Task:
In the listing below, locate the lines that hold the string "text". Copy those lines.

Dataset records:
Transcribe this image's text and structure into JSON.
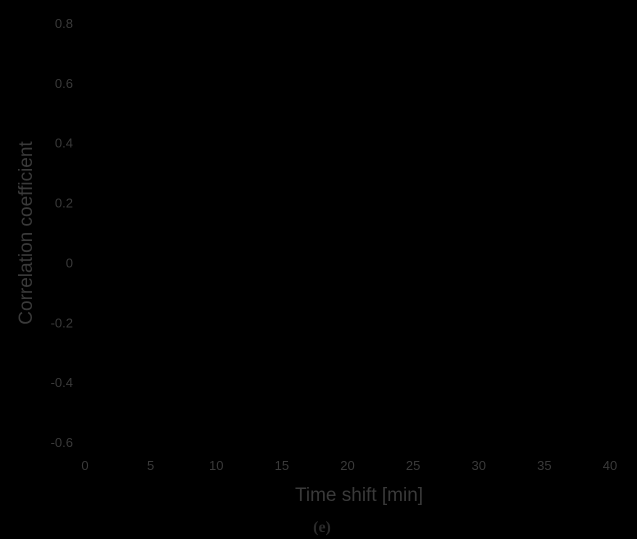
{
  "chart_data": {
    "type": "line",
    "title": "",
    "xlabel": "Time shift [min]",
    "ylabel": "Correlation coefficient",
    "xlim": [
      0,
      40
    ],
    "ylim": [
      -0.6,
      0.8
    ],
    "x_ticks": [
      0,
      5,
      10,
      15,
      20,
      25,
      30,
      35,
      40
    ],
    "y_ticks": [
      0.8,
      0.6,
      0.4,
      0.2,
      0,
      -0.2,
      -0.4,
      -0.6
    ],
    "grid": false,
    "series": [],
    "panel_label": "(e)"
  },
  "colors": {
    "background": "#000000",
    "text": "#3a3a3a",
    "panel_label": "#2a2a2a"
  }
}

Output:
Transcribe this image's text and structure into JSON.
    "text": "#3a3a3a",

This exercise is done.